Stored dataset items:

=====

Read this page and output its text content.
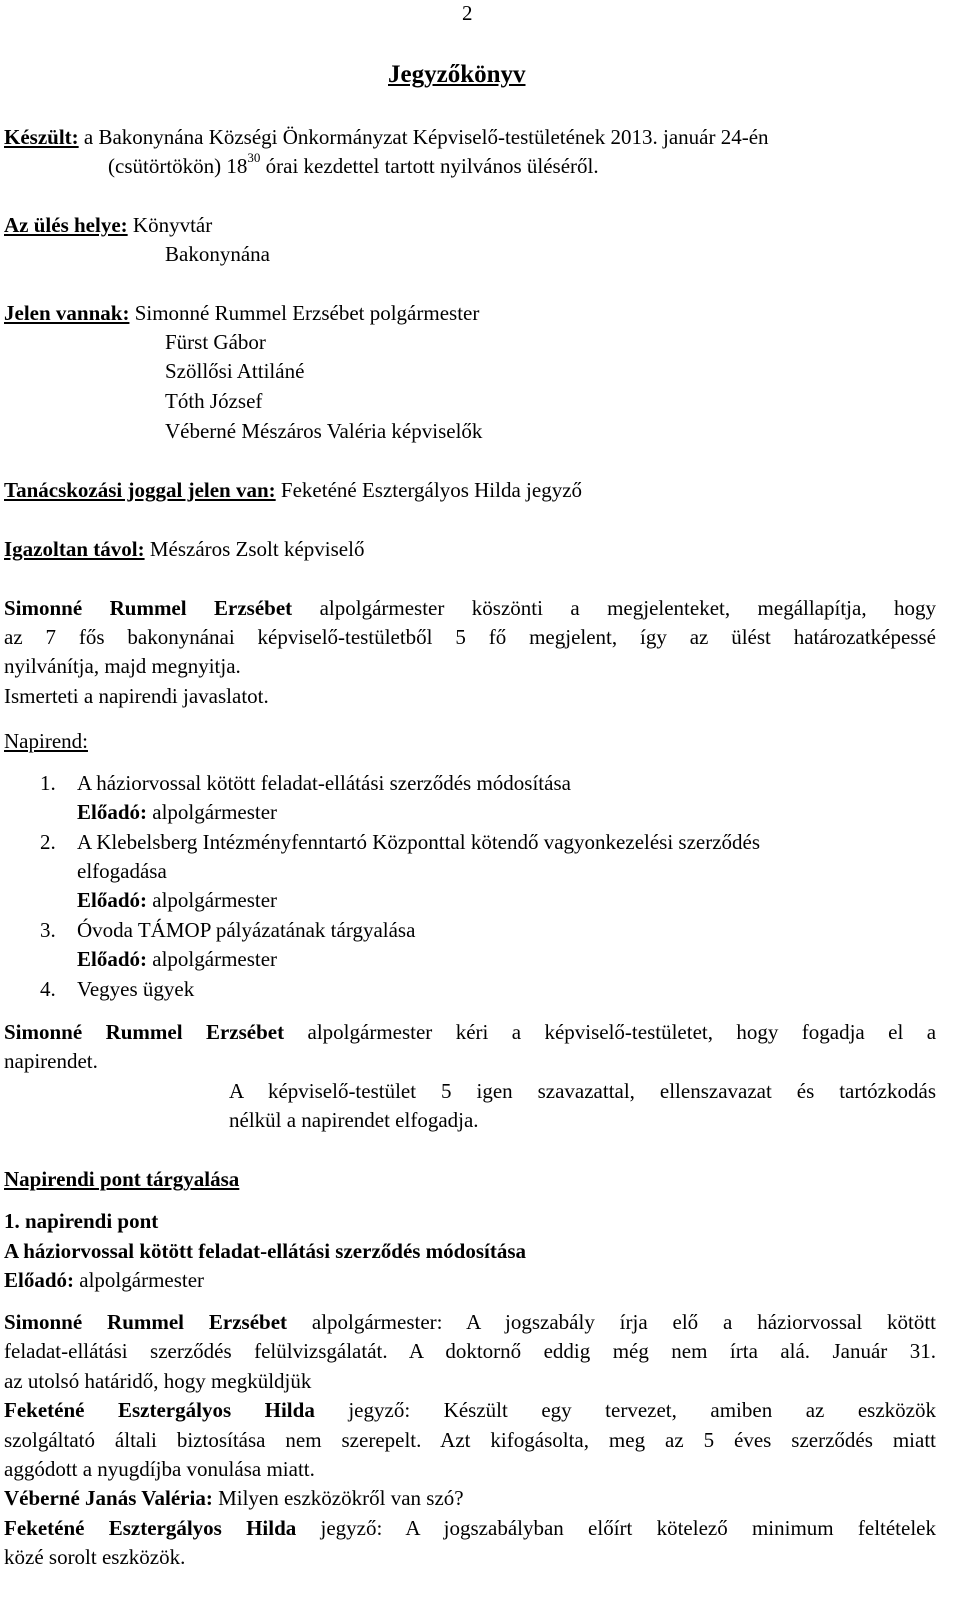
2
Jegyzőkönyv
Készült: a Bakonynána Községi Önkormányzat Képviselő-testületének 2013. január 24-én
(csütörtökön) $18^{30}$ órai kezdettel tartott nyilvános üléséről.
Az ülés helye: Könyvtár
Bakonynána
Jelen vannak: Simonné Rummel Erzsébet polgármester
Fürst Gábor
Szöllősi Attiláné
Tóth József
Véberné Mészáros Valéria képviselők
Tanácskozási joggal jelen van: Feketéné Esztergályos Hilda jegyző
Igazoltan távol: Mészáros Zsolt képviselő
Simonné Rummel Erzsébet alpolgármester köszönti a megjelenteket, megállapítja, hogy
az 7 fős bakonynánai képviselő-testületből 5 fő megjelent, így az ülést határozatképessé
nyilvánítja, majd megnyitja.
Ismerteti a napirendi javaslatot.
Napirend:
1. A háziorvossal kötött feladat-ellátási szerződés módosítása
Előadó: alpolgármester
2. A Klebelsberg Intézményfenntartó Központtal kötendő vagyonkezelési szerződés
elfogadása
Előadó: alpolgármester
3. Óvoda TÁMOP pályázatának tárgyalása
Előadó: alpolgármester
4. Vegyes ügyek
Simonné Rummel Erzsébet alpolgármester kéri a képviselő-testületet, hogy fogadja el a
napirendet.
A képviselő-testület 5 igen szavazattal, ellenszavazat és tartózkodás
nélkül a napirendet elfogadja.
Napirendi pont tárgyalása
1. napirendi pont
A háziorvossal kötött feladat-ellátási szerződés módosítása
Előadó: alpolgármester
Simonné Rummel Erzsébet alpolgármester: A jogszabály írja elő a háziorvossal kötött
feladat-ellátási szerződés felülvizsgálatát. A doktornő eddig még nem írta alá. Január 31.
az utolsó határidő, hogy megküldjük
Feketéné Esztergályos Hilda jegyző: Készült egy tervezet, amiben az eszközök
szolgáltató általi biztosítása nem szerepelt. Azt kifogásolta, meg az 5 éves szerződés miatt
aggódott a nyugdíjba vonulása miatt.
Véberné Janás Valéria: Milyen eszközökről van szó?
Feketéné Esztergályos Hilda jegyző: A jogszabályban előírt kötelező minimum feltételek
közé sorolt eszközök.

=====

> [TASK BRIEF]:
Search the records for the string "Valéria" and return every line in which it occurs.

> [THE REPLY]:
Véberné Mészáros Valéria képviselők
Véberné Janás Valéria: Milyen eszközökről van szó?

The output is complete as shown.